Reproduce the line containing "What does this" exactly, along with each line after it through the end of the data; pictures are left out.
══ The data ══
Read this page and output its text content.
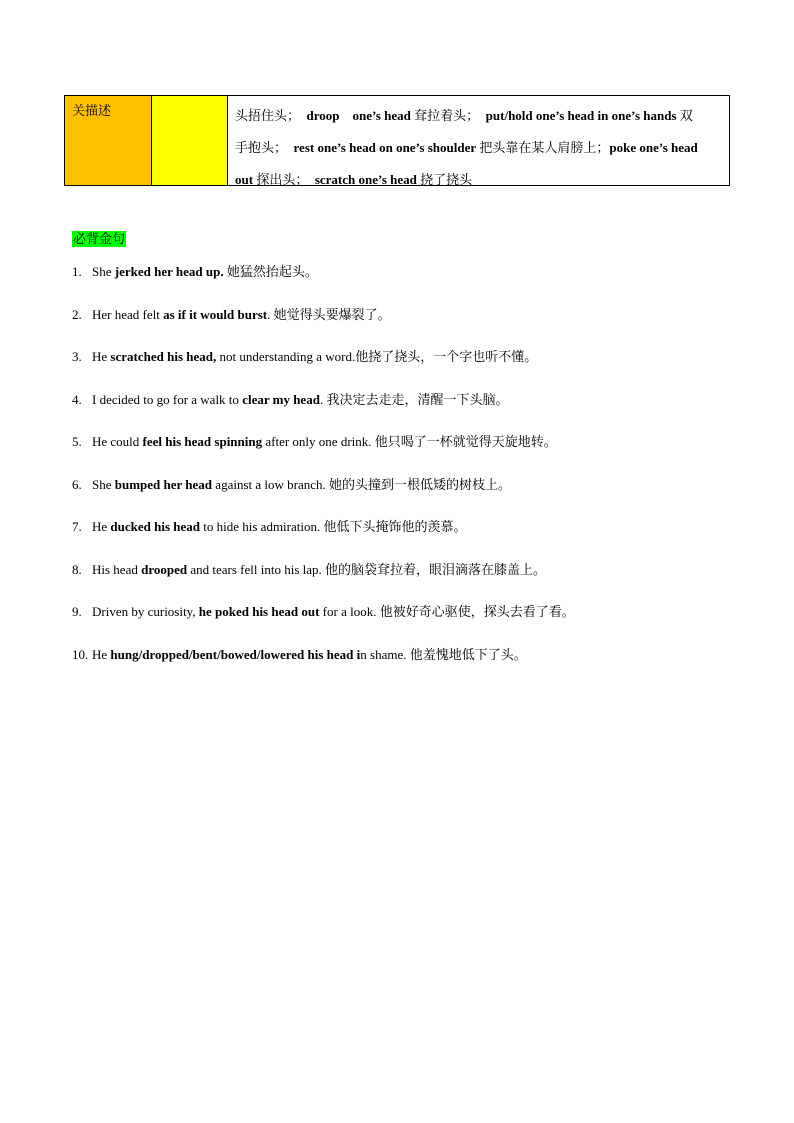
关描述		头捂住头；　droop　one’s head 耷拉着头；　put/hold one’s head in one’s hands 双
手抱头；　rest one’s head on one’s shoulder 把头靠在某人肩膀上；poke one’s head
out 探出头；　scratch one’s head 挠了挠头
必背金句
1. She jerked her head up. 她猛然抬起头。
2. Her head felt as if it would burst. 她觉得头要爆裂了。
3. He scratched his head, not understanding a word.他挠了挠头，一个字也听不懂。
4. I decided to go for a walk to clear my head. 我决定去走走，清醒一下头脑。
5. He could feel his head spinning after only one drink. 他只喝了一杯就觉得天旋地转。
6. She bumped her head against a low branch. 她的头撞到一根低矮的树枝上。
7. He ducked his head to hide his admiration. 他低下头掩饰他的羡慕。
8. His head drooped and tears fell into his lap. 他的脑袋耷拉着，眼泪滴落在膝盖上。
9. Driven by curiosity, he poked his head out for a look. 他被好奇心驱使，探头去看了看。
10. He hung/dropped/bent/bowed/lowered his head in shame. 他羞愧地低下了头。
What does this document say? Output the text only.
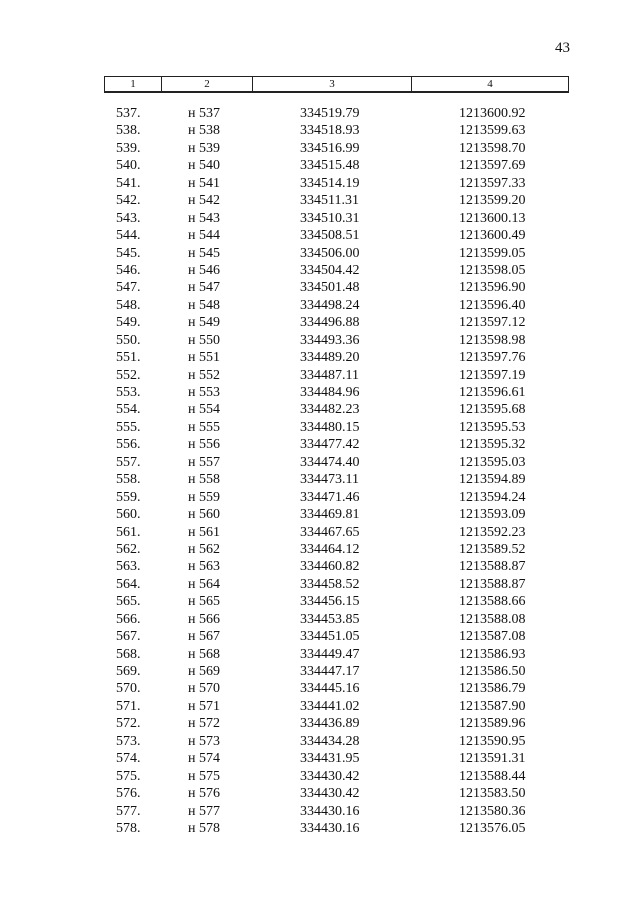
43
1	2	3	4
537.	н 537	334519.79	1213600.92
538.	н 538	334518.93	1213599.63
539.	н 539	334516.99	1213598.70
540.	н 540	334515.48	1213597.69
541.	н 541	334514.19	1213597.33
542.	н 542	334511.31	1213599.20
543.	н 543	334510.31	1213600.13
544.	н 544	334508.51	1213600.49
545.	н 545	334506.00	1213599.05
546.	н 546	334504.42	1213598.05
547.	н 547	334501.48	1213596.90
548.	н 548	334498.24	1213596.40
549.	н 549	334496.88	1213597.12
550.	н 550	334493.36	1213598.98
551.	н 551	334489.20	1213597.76
552.	н 552	334487.11	1213597.19
553.	н 553	334484.96	1213596.61
554.	н 554	334482.23	1213595.68
555.	н 555	334480.15	1213595.53
556.	н 556	334477.42	1213595.32
557.	н 557	334474.40	1213595.03
558.	н 558	334473.11	1213594.89
559.	н 559	334471.46	1213594.24
560.	н 560	334469.81	1213593.09
561.	н 561	334467.65	1213592.23
562.	н 562	334464.12	1213589.52
563.	н 563	334460.82	1213588.87
564.	н 564	334458.52	1213588.87
565.	н 565	334456.15	1213588.66
566.	н 566	334453.85	1213588.08
567.	н 567	334451.05	1213587.08
568.	н 568	334449.47	1213586.93
569.	н 569	334447.17	1213586.50
570.	н 570	334445.16	1213586.79
571.	н 571	334441.02	1213587.90
572.	н 572	334436.89	1213589.96
573.	н 573	334434.28	1213590.95
574.	н 574	334431.95	1213591.31
575.	н 575	334430.42	1213588.44
576.	н 576	334430.42	1213583.50
577.	н 577	334430.16	1213580.36
578.	н 578	334430.16	1213576.05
═══
§ **Solution for this problem**:
What does this document say? Output the text only.
43
1	2	3	4
537.	н 537	334519.79	1213600.92
538.	н 538	334518.93	1213599.63
539.	н 539	334516.99	1213598.70
540.	н 540	334515.48	1213597.69
541.	н 541	334514.19	1213597.33
542.	н 542	334511.31	1213599.20
543.	н 543	334510.31	1213600.13
544.	н 544	334508.51	1213600.49
545.	н 545	334506.00	1213599.05
546.	н 546	334504.42	1213598.05
547.	н 547	334501.48	1213596.90
548.	н 548	334498.24	1213596.40
549.	н 549	334496.88	1213597.12
550.	н 550	334493.36	1213598.98
551.	н 551	334489.20	1213597.76
552.	н 552	334487.11	1213597.19
553.	н 553	334484.96	1213596.61
554.	н 554	334482.23	1213595.68
555.	н 555	334480.15	1213595.53
556.	н 556	334477.42	1213595.32
557.	н 557	334474.40	1213595.03
558.	н 558	334473.11	1213594.89
559.	н 559	334471.46	1213594.24
560.	н 560	334469.81	1213593.09
561.	н 561	334467.65	1213592.23
562.	н 562	334464.12	1213589.52
563.	н 563	334460.82	1213588.87
564.	н 564	334458.52	1213588.87
565.	н 565	334456.15	1213588.66
566.	н 566	334453.85	1213588.08
567.	н 567	334451.05	1213587.08
568.	н 568	334449.47	1213586.93
569.	н 569	334447.17	1213586.50
570.	н 570	334445.16	1213586.79
571.	н 571	334441.02	1213587.90
572.	н 572	334436.89	1213589.96
573.	н 573	334434.28	1213590.95
574.	н 574	334431.95	1213591.31
575.	н 575	334430.42	1213588.44
576.	н 576	334430.42	1213583.50
577.	н 577	334430.16	1213580.36
578.	н 578	334430.16	1213576.05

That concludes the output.